▸ **Material provided**:
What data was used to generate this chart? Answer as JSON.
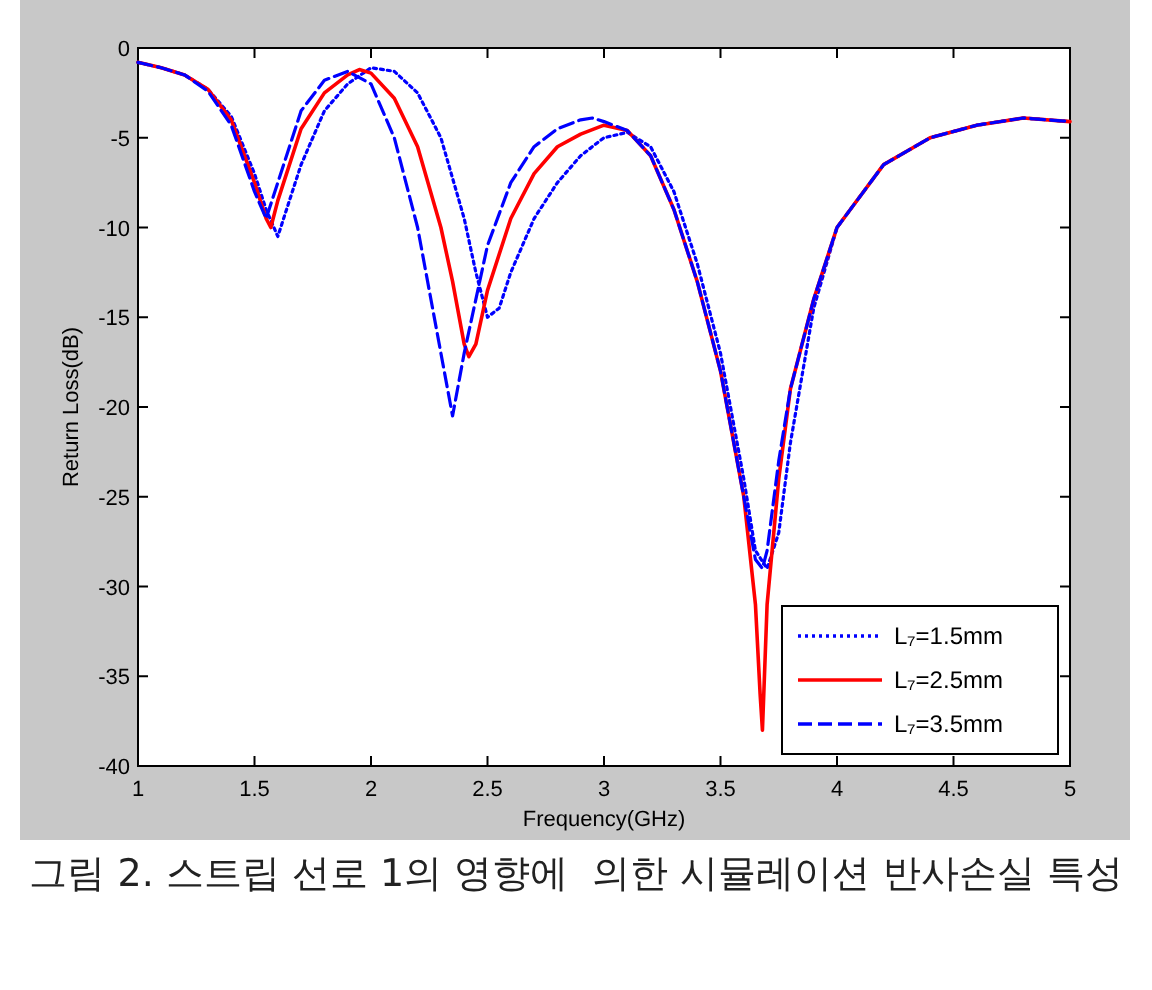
{
  "chart_data": {
    "type": "line",
    "xlabel": "Frequency(GHz)",
    "ylabel": "Return Loss(dB)",
    "xlim": [
      1,
      5
    ],
    "ylim": [
      -40,
      0
    ],
    "xticks": [
      1,
      1.5,
      2,
      2.5,
      3,
      3.5,
      4,
      4.5,
      5
    ],
    "yticks": [
      -40,
      -35,
      -30,
      -25,
      -20,
      -15,
      -10,
      -5,
      0
    ],
    "legend": "bottom right",
    "grid": false,
    "annotations": [
      "그림 2. 스트립 선로 1의 영향에  의한 시뮬레이션 반사손실 특성"
    ],
    "series": [
      {
        "name": "L₇=1.5mm",
        "color": "#0000ff",
        "line_style": "dotted",
        "x": [
          1,
          1.1,
          1.2,
          1.3,
          1.4,
          1.5,
          1.55,
          1.6,
          1.65,
          1.7,
          1.8,
          1.9,
          2.0,
          2.1,
          2.2,
          2.3,
          2.4,
          2.45,
          2.5,
          2.55,
          2.6,
          2.7,
          2.8,
          2.9,
          3.0,
          3.1,
          3.2,
          3.3,
          3.4,
          3.5,
          3.6,
          3.65,
          3.7,
          3.75,
          3.8,
          3.9,
          4.0,
          4.2,
          4.4,
          4.6,
          4.8,
          5.0
        ],
        "values": [
          -0.8,
          -1.1,
          -1.5,
          -2.3,
          -3.8,
          -7,
          -9,
          -10.5,
          -8.5,
          -6.5,
          -3.5,
          -2,
          -1.1,
          -1.3,
          -2.5,
          -5,
          -9.5,
          -12.5,
          -15,
          -14.5,
          -12.5,
          -9.5,
          -7.5,
          -6,
          -5,
          -4.7,
          -5.5,
          -8,
          -12,
          -17,
          -24,
          -28,
          -29,
          -27,
          -22,
          -14.5,
          -10,
          -6.5,
          -5,
          -4.3,
          -3.9,
          -4.1
        ]
      },
      {
        "name": "L₇=2.5mm",
        "color": "#ff0000",
        "line_style": "solid",
        "x": [
          1,
          1.1,
          1.2,
          1.3,
          1.4,
          1.5,
          1.55,
          1.57,
          1.6,
          1.7,
          1.8,
          1.9,
          1.95,
          2.0,
          2.1,
          2.2,
          2.3,
          2.35,
          2.4,
          2.42,
          2.45,
          2.5,
          2.6,
          2.7,
          2.8,
          2.9,
          3.0,
          3.1,
          3.2,
          3.3,
          3.4,
          3.5,
          3.6,
          3.65,
          3.67,
          3.68,
          3.7,
          3.75,
          3.8,
          3.9,
          4.0,
          4.2,
          4.4,
          4.6,
          4.8,
          5.0
        ],
        "values": [
          -0.8,
          -1.1,
          -1.5,
          -2.3,
          -4,
          -7.5,
          -9.5,
          -10,
          -8.5,
          -4.5,
          -2.5,
          -1.5,
          -1.2,
          -1.4,
          -2.8,
          -5.5,
          -10,
          -13,
          -16.5,
          -17.2,
          -16.5,
          -13.5,
          -9.5,
          -7,
          -5.5,
          -4.8,
          -4.3,
          -4.6,
          -6,
          -9,
          -13,
          -18,
          -25,
          -31,
          -36,
          -38,
          -31,
          -24,
          -19,
          -14,
          -10,
          -6.5,
          -5,
          -4.3,
          -3.9,
          -4.1
        ]
      },
      {
        "name": "L₇=3.5mm",
        "color": "#0000ff",
        "line_style": "dashed",
        "x": [
          1,
          1.1,
          1.2,
          1.3,
          1.4,
          1.5,
          1.55,
          1.6,
          1.7,
          1.8,
          1.9,
          2.0,
          2.1,
          2.2,
          2.3,
          2.35,
          2.4,
          2.5,
          2.6,
          2.7,
          2.8,
          2.9,
          2.95,
          3.0,
          3.1,
          3.2,
          3.3,
          3.4,
          3.5,
          3.6,
          3.65,
          3.68,
          3.7,
          3.75,
          3.8,
          3.9,
          4.0,
          4.2,
          4.4,
          4.6,
          4.8,
          5.0
        ],
        "values": [
          -0.8,
          -1.1,
          -1.5,
          -2.4,
          -4.3,
          -8,
          -9.5,
          -7.5,
          -3.5,
          -1.8,
          -1.3,
          -2,
          -5,
          -10,
          -17,
          -20.5,
          -17,
          -11,
          -7.5,
          -5.5,
          -4.5,
          -4,
          -3.9,
          -4.1,
          -4.6,
          -6,
          -9,
          -13,
          -18,
          -25,
          -28.5,
          -29,
          -28,
          -23,
          -19,
          -14,
          -10,
          -6.5,
          -5,
          -4.3,
          -3.9,
          -4.1
        ]
      }
    ]
  }
}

▸ **Task requirements**: Without the pictures, output the full listing exactly as it stands.

▸ **Exercise result**:
What data was used to generate this chart? Answer as JSON.
{
  "chart_data": {
    "type": "line",
    "xlabel": "Frequency(GHz)",
    "ylabel": "Return Loss(dB)",
    "xlim": [
      1,
      5
    ],
    "ylim": [
      -40,
      0
    ],
    "xticks": [
      1,
      1.5,
      2,
      2.5,
      3,
      3.5,
      4,
      4.5,
      5
    ],
    "yticks": [
      -40,
      -35,
      -30,
      -25,
      -20,
      -15,
      -10,
      -5,
      0
    ],
    "legend": "bottom right",
    "grid": false,
    "annotations": [
      "그림 2. 스트립 선로 1의 영향에  의한 시뮬레이션 반사손실 특성"
    ],
    "series": [
      {
        "name": "L₇=1.5mm",
        "color": "#0000ff",
        "line_style": "dotted",
        "x": [
          1,
          1.1,
          1.2,
          1.3,
          1.4,
          1.5,
          1.55,
          1.6,
          1.65,
          1.7,
          1.8,
          1.9,
          2.0,
          2.1,
          2.2,
          2.3,
          2.4,
          2.45,
          2.5,
          2.55,
          2.6,
          2.7,
          2.8,
          2.9,
          3.0,
          3.1,
          3.2,
          3.3,
          3.4,
          3.5,
          3.6,
          3.65,
          3.7,
          3.75,
          3.8,
          3.9,
          4.0,
          4.2,
          4.4,
          4.6,
          4.8,
          5.0
        ],
        "values": [
          -0.8,
          -1.1,
          -1.5,
          -2.3,
          -3.8,
          -7,
          -9,
          -10.5,
          -8.5,
          -6.5,
          -3.5,
          -2,
          -1.1,
          -1.3,
          -2.5,
          -5,
          -9.5,
          -12.5,
          -15,
          -14.5,
          -12.5,
          -9.5,
          -7.5,
          -6,
          -5,
          -4.7,
          -5.5,
          -8,
          -12,
          -17,
          -24,
          -28,
          -29,
          -27,
          -22,
          -14.5,
          -10,
          -6.5,
          -5,
          -4.3,
          -3.9,
          -4.1
        ]
      },
      {
        "name": "L₇=2.5mm",
        "color": "#ff0000",
        "line_style": "solid",
        "x": [
          1,
          1.1,
          1.2,
          1.3,
          1.4,
          1.5,
          1.55,
          1.57,
          1.6,
          1.7,
          1.8,
          1.9,
          1.95,
          2.0,
          2.1,
          2.2,
          2.3,
          2.35,
          2.4,
          2.42,
          2.45,
          2.5,
          2.6,
          2.7,
          2.8,
          2.9,
          3.0,
          3.1,
          3.2,
          3.3,
          3.4,
          3.5,
          3.6,
          3.65,
          3.67,
          3.68,
          3.7,
          3.75,
          3.8,
          3.9,
          4.0,
          4.2,
          4.4,
          4.6,
          4.8,
          5.0
        ],
        "values": [
          -0.8,
          -1.1,
          -1.5,
          -2.3,
          -4,
          -7.5,
          -9.5,
          -10,
          -8.5,
          -4.5,
          -2.5,
          -1.5,
          -1.2,
          -1.4,
          -2.8,
          -5.5,
          -10,
          -13,
          -16.5,
          -17.2,
          -16.5,
          -13.5,
          -9.5,
          -7,
          -5.5,
          -4.8,
          -4.3,
          -4.6,
          -6,
          -9,
          -13,
          -18,
          -25,
          -31,
          -36,
          -38,
          -31,
          -24,
          -19,
          -14,
          -10,
          -6.5,
          -5,
          -4.3,
          -3.9,
          -4.1
        ]
      },
      {
        "name": "L₇=3.5mm",
        "color": "#0000ff",
        "line_style": "dashed",
        "x": [
          1,
          1.1,
          1.2,
          1.3,
          1.4,
          1.5,
          1.55,
          1.6,
          1.7,
          1.8,
          1.9,
          2.0,
          2.1,
          2.2,
          2.3,
          2.35,
          2.4,
          2.5,
          2.6,
          2.7,
          2.8,
          2.9,
          2.95,
          3.0,
          3.1,
          3.2,
          3.3,
          3.4,
          3.5,
          3.6,
          3.65,
          3.68,
          3.7,
          3.75,
          3.8,
          3.9,
          4.0,
          4.2,
          4.4,
          4.6,
          4.8,
          5.0
        ],
        "values": [
          -0.8,
          -1.1,
          -1.5,
          -2.4,
          -4.3,
          -8,
          -9.5,
          -7.5,
          -3.5,
          -1.8,
          -1.3,
          -2,
          -5,
          -10,
          -17,
          -20.5,
          -17,
          -11,
          -7.5,
          -5.5,
          -4.5,
          -4,
          -3.9,
          -4.1,
          -4.6,
          -6,
          -9,
          -13,
          -18,
          -25,
          -28.5,
          -29,
          -28,
          -23,
          -19,
          -14,
          -10,
          -6.5,
          -5,
          -4.3,
          -3.9,
          -4.1
        ]
      }
    ]
  }
}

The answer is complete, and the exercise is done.